§ **Exercise**: Copy each line below without leaving any out.

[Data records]
• • • • •
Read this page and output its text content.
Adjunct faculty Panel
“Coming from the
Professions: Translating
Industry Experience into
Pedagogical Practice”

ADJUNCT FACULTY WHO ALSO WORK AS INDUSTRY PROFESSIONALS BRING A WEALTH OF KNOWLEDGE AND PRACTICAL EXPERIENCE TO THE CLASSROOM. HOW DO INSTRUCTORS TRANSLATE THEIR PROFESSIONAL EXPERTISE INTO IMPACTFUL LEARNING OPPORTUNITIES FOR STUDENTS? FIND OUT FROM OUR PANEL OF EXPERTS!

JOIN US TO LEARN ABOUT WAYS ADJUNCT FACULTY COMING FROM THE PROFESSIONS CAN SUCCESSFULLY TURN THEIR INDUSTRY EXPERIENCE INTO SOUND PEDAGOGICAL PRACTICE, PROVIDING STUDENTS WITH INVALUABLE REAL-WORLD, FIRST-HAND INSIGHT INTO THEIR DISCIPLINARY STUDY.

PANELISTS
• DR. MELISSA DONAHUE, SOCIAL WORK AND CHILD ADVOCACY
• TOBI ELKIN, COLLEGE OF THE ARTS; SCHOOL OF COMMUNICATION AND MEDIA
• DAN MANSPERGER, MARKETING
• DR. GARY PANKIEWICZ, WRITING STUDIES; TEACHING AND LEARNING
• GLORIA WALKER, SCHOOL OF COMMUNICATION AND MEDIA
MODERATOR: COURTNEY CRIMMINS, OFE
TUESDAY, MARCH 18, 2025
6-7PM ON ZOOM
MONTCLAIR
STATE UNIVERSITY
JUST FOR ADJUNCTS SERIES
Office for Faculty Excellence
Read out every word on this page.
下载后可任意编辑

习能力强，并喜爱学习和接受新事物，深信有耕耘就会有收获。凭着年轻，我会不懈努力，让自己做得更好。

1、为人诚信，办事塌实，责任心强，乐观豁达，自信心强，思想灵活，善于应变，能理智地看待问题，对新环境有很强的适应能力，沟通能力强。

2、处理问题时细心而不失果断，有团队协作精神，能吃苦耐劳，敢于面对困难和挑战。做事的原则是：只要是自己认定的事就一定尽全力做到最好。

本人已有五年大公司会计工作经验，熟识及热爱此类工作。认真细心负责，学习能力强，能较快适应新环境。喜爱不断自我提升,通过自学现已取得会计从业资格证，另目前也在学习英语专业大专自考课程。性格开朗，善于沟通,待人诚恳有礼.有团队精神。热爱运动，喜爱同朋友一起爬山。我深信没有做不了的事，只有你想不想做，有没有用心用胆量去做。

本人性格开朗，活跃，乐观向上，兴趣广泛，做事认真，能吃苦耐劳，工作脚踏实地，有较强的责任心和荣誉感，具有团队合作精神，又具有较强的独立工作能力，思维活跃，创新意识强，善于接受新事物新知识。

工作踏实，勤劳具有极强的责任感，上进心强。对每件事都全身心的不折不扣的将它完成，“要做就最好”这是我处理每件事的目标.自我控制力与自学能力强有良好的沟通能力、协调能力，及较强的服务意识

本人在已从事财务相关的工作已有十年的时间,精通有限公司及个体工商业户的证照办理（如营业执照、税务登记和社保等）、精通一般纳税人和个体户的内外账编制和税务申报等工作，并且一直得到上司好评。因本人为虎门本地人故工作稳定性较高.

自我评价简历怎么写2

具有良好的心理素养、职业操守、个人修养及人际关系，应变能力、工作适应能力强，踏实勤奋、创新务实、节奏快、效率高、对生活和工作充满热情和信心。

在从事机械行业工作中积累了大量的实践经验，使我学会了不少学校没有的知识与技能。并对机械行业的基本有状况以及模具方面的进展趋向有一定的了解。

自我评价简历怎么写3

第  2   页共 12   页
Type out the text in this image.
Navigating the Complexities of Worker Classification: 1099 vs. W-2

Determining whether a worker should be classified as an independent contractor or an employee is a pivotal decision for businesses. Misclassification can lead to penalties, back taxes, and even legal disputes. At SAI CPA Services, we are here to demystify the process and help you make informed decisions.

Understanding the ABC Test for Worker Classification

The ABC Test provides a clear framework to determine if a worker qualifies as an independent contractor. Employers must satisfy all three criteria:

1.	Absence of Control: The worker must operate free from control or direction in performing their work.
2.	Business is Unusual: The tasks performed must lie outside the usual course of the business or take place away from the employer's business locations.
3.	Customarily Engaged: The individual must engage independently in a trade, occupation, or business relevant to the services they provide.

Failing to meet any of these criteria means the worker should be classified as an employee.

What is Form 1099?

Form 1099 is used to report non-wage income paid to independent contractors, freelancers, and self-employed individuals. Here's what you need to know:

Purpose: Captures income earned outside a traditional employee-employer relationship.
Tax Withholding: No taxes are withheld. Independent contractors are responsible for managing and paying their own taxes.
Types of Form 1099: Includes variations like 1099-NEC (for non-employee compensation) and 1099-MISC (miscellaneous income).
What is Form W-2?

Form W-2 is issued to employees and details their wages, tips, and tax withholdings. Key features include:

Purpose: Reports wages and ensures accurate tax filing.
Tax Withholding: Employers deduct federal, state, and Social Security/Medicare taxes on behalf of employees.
• • • • •
§ **Exercise response**:
Read this page and output its text content.
Adjunct faculty Panel
“Coming from the
Professions: Translating
Industry Experience into
Pedagogical Practice”

ADJUNCT FACULTY WHO ALSO WORK AS INDUSTRY PROFESSIONALS BRING A WEALTH OF KNOWLEDGE AND PRACTICAL EXPERIENCE TO THE CLASSROOM. HOW DO INSTRUCTORS TRANSLATE THEIR PROFESSIONAL EXPERTISE INTO IMPACTFUL LEARNING OPPORTUNITIES FOR STUDENTS? FIND OUT FROM OUR PANEL OF EXPERTS!

JOIN US TO LEARN ABOUT WAYS ADJUNCT FACULTY COMING FROM THE PROFESSIONS CAN SUCCESSFULLY TURN THEIR INDUSTRY EXPERIENCE INTO SOUND PEDAGOGICAL PRACTICE, PROVIDING STUDENTS WITH INVALUABLE REAL-WORLD, FIRST-HAND INSIGHT INTO THEIR DISCIPLINARY STUDY.

PANELISTS
• DR. MELISSA DONAHUE, SOCIAL WORK AND CHILD ADVOCACY
• TOBI ELKIN, COLLEGE OF THE ARTS; SCHOOL OF COMMUNICATION AND MEDIA
• DAN MANSPERGER, MARKETING
• DR. GARY PANKIEWICZ, WRITING STUDIES; TEACHING AND LEARNING
• GLORIA WALKER, SCHOOL OF COMMUNICATION AND MEDIA
MODERATOR: COURTNEY CRIMMINS, OFE
TUESDAY, MARCH 18, 2025
6-7PM ON ZOOM
MONTCLAIR
STATE UNIVERSITY
JUST FOR ADJUNCTS SERIES
Office for Faculty Excellence
Read out every word on this page.
下载后可任意编辑

习能力强，并喜爱学习和接受新事物，深信有耕耘就会有收获。凭着年轻，我会不懈努力，让自己做得更好。

1、为人诚信，办事塌实，责任心强，乐观豁达，自信心强，思想灵活，善于应变，能理智地看待问题，对新环境有很强的适应能力，沟通能力强。

2、处理问题时细心而不失果断，有团队协作精神，能吃苦耐劳，敢于面对困难和挑战。做事的原则是：只要是自己认定的事就一定尽全力做到最好。

本人已有五年大公司会计工作经验，熟识及热爱此类工作。认真细心负责，学习能力强，能较快适应新环境。喜爱不断自我提升,通过自学现已取得会计从业资格证，另目前也在学习英语专业大专自考课程。性格开朗，善于沟通,待人诚恳有礼.有团队精神。热爱运动，喜爱同朋友一起爬山。我深信没有做不了的事，只有你想不想做，有没有用心用胆量去做。

本人性格开朗，活跃，乐观向上，兴趣广泛，做事认真，能吃苦耐劳，工作脚踏实地，有较强的责任心和荣誉感，具有团队合作精神，又具有较强的独立工作能力，思维活跃，创新意识强，善于接受新事物新知识。

工作踏实，勤劳具有极强的责任感，上进心强。对每件事都全身心的不折不扣的将它完成，“要做就最好”这是我处理每件事的目标.自我控制力与自学能力强有良好的沟通能力、协调能力，及较强的服务意识

本人在已从事财务相关的工作已有十年的时间,精通有限公司及个体工商业户的证照办理（如营业执照、税务登记和社保等）、精通一般纳税人和个体户的内外账编制和税务申报等工作，并且一直得到上司好评。因本人为虎门本地人故工作稳定性较高.

自我评价简历怎么写2

具有良好的心理素养、职业操守、个人修养及人际关系，应变能力、工作适应能力强，踏实勤奋、创新务实、节奏快、效率高、对生活和工作充满热情和信心。

在从事机械行业工作中积累了大量的实践经验，使我学会了不少学校没有的知识与技能。并对机械行业的基本有状况以及模具方面的进展趋向有一定的了解。

自我评价简历怎么写3

第  2   页共 12   页
Type out the text in this image.
Navigating the Complexities of Worker Classification: 1099 vs. W-2

Determining whether a worker should be classified as an independent contractor or an employee is a pivotal decision for businesses. Misclassification can lead to penalties, back taxes, and even legal disputes. At SAI CPA Services, we are here to demystify the process and help you make informed decisions.

Understanding the ABC Test for Worker Classification

The ABC Test provides a clear framework to determine if a worker qualifies as an independent contractor. Employers must satisfy all three criteria:

1.	Absence of Control: The worker must operate free from control or direction in performing their work.
2.	Business is Unusual: The tasks performed must lie outside the usual course of the business or take place away from the employer's business locations.
3.	Customarily Engaged: The individual must engage independently in a trade, occupation, or business relevant to the services they provide.

Failing to meet any of these criteria means the worker should be classified as an employee.

What is Form 1099?

Form 1099 is used to report non-wage income paid to independent contractors, freelancers, and self-employed individuals. Here's what you need to know:

Purpose: Captures income earned outside a traditional employee-employer relationship.
Tax Withholding: No taxes are withheld. Independent contractors are responsible for managing and paying their own taxes.
Types of Form 1099: Includes variations like 1099-NEC (for non-employee compensation) and 1099-MISC (miscellaneous income).
What is Form W-2?

Form W-2 is issued to employees and details their wages, tips, and tax withholdings. Key features include:

Purpose: Reports wages and ensures accurate tax filing.
Tax Withholding: Employers deduct federal, state, and Social Security/Medicare taxes on behalf of employees.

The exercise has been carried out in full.